- [Your objective]: In the listing below, identify each line with the word "screenshot" and return those lines.

Dataset listings of figures
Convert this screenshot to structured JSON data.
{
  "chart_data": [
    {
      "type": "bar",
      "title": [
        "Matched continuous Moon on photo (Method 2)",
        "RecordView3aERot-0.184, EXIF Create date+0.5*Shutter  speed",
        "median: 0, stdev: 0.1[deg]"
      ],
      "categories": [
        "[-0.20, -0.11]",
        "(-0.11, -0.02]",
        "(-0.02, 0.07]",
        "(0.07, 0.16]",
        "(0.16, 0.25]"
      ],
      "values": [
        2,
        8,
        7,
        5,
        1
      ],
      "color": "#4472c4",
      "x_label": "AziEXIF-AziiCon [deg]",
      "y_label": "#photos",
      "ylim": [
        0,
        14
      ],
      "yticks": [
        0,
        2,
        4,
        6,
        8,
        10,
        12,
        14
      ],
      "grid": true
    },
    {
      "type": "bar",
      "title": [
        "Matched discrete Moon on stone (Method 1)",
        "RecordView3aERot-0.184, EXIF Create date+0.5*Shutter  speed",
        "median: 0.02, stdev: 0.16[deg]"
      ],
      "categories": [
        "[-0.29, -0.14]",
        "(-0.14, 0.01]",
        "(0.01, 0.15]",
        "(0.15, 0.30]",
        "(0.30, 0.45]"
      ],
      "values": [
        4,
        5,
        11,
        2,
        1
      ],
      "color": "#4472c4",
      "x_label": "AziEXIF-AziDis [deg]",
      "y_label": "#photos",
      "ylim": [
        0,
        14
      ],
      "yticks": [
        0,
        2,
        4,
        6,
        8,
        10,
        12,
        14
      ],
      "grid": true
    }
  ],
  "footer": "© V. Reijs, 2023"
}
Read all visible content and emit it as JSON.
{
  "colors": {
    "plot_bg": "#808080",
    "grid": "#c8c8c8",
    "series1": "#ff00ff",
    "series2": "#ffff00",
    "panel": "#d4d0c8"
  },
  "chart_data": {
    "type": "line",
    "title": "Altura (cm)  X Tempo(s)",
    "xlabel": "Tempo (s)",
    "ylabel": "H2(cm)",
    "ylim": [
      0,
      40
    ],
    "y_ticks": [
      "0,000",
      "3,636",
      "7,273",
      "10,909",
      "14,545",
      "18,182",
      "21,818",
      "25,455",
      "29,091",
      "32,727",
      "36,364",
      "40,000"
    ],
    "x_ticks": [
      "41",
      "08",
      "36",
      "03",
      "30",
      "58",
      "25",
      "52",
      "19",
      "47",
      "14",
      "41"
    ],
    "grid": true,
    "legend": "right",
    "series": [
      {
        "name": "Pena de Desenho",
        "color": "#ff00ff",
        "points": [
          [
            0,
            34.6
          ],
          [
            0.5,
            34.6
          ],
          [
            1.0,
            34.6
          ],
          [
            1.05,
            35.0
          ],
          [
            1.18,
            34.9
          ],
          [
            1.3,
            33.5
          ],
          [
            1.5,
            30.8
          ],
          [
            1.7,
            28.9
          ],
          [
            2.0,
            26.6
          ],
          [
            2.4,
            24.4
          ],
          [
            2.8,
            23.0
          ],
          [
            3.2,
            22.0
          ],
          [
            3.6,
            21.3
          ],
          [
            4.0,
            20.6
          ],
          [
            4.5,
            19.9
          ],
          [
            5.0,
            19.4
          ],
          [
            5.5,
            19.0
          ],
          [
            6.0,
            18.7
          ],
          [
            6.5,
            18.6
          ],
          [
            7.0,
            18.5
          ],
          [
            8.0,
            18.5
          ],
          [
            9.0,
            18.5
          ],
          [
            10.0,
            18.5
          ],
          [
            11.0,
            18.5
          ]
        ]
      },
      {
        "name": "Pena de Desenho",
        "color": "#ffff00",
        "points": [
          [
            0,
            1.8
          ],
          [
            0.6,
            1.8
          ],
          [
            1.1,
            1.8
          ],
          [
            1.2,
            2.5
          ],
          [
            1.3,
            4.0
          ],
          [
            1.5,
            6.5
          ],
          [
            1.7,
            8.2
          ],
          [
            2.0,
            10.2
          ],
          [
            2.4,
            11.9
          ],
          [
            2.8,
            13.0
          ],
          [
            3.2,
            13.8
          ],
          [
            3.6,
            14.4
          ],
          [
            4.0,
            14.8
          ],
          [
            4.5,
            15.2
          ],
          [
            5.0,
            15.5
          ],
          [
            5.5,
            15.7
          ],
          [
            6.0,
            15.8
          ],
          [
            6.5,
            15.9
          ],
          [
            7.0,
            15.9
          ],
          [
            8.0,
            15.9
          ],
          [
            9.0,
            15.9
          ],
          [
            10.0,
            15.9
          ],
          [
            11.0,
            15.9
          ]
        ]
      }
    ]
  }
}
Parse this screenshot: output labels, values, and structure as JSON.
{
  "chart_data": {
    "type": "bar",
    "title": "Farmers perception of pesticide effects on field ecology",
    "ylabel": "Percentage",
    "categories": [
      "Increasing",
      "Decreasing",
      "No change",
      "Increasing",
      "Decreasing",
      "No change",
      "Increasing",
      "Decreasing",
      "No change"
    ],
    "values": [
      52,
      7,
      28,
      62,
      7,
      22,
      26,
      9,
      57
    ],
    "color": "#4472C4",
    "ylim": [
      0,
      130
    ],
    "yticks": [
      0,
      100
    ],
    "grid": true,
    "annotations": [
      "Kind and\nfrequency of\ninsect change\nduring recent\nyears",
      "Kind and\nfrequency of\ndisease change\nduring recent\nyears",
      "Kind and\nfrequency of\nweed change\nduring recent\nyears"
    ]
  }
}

- [Full output]:
Convert this screenshot to structured JSON data.
Parse this screenshot: output labels, values, and structure as JSON.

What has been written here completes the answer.